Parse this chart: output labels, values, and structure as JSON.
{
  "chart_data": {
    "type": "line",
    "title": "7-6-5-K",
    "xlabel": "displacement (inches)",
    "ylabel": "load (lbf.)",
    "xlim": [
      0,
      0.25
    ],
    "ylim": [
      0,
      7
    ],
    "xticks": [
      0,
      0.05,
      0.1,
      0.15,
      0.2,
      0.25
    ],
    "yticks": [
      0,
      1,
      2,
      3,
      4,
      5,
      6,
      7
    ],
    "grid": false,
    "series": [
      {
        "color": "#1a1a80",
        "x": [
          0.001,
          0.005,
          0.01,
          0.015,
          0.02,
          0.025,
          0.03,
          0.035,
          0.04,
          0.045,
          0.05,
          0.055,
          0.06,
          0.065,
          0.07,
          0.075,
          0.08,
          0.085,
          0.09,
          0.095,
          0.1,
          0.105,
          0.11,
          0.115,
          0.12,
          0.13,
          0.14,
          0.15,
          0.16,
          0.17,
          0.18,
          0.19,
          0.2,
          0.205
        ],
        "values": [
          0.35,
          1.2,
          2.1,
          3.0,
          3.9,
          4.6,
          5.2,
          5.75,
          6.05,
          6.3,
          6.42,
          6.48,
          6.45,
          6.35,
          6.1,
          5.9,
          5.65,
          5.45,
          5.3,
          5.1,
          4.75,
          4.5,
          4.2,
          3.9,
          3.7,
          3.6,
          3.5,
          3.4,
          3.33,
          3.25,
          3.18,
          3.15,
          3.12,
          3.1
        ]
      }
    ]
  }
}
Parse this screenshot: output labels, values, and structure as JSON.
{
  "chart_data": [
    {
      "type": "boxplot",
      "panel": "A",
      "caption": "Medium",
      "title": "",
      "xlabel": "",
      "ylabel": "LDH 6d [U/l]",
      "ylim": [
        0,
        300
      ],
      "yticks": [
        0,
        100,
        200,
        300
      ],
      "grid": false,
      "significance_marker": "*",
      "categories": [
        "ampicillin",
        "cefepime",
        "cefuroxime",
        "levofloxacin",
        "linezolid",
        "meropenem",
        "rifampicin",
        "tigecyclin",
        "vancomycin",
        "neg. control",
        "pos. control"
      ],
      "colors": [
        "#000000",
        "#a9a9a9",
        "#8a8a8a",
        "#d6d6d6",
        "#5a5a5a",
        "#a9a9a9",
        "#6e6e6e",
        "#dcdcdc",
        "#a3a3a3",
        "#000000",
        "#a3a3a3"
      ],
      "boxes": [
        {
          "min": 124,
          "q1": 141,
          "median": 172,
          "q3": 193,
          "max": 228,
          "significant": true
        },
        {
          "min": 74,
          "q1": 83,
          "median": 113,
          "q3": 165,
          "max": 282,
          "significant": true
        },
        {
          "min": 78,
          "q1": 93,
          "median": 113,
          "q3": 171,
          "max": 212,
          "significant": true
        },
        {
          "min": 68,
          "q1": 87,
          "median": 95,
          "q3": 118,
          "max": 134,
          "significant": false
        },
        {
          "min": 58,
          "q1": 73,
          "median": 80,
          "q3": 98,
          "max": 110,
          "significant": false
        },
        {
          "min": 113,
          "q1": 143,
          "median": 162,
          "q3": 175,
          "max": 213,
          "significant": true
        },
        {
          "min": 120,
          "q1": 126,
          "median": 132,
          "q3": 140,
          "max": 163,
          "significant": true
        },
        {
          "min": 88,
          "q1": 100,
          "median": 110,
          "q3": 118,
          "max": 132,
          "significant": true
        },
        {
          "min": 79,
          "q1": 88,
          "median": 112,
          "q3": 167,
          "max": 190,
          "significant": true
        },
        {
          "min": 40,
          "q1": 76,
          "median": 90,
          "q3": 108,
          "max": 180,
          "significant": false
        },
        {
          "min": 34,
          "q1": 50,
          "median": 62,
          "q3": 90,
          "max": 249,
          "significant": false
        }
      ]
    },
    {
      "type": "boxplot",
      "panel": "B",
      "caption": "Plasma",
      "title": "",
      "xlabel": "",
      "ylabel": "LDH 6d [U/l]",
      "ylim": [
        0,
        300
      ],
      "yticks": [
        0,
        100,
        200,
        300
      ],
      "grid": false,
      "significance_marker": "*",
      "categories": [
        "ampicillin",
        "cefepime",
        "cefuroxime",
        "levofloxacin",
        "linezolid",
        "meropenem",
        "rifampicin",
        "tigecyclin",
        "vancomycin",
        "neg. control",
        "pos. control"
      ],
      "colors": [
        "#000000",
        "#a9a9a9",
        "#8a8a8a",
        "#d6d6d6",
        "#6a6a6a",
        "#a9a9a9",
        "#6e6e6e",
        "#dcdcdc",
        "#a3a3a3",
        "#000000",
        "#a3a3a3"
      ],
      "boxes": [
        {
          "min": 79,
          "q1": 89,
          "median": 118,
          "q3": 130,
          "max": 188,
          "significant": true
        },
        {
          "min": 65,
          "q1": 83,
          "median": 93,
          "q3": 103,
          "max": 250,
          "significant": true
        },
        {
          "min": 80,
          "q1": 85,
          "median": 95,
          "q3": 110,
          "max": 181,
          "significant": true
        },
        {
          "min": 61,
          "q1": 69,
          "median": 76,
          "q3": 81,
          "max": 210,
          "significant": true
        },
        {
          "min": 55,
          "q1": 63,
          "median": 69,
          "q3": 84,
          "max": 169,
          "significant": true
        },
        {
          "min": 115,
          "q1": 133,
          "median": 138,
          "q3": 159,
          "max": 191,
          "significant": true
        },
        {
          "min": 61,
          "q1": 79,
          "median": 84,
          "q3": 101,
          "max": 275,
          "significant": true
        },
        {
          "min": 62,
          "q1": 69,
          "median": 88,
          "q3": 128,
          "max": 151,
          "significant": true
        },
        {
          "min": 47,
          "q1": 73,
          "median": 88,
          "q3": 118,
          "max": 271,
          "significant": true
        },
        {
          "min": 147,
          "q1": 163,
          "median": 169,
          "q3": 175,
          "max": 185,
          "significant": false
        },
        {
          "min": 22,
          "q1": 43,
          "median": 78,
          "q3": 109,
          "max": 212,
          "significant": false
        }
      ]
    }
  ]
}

= = = = = = =

→ **Required task**: Reply with nothing but the number of lines in the data above that contain "Parse".

→ **Final answer**: 2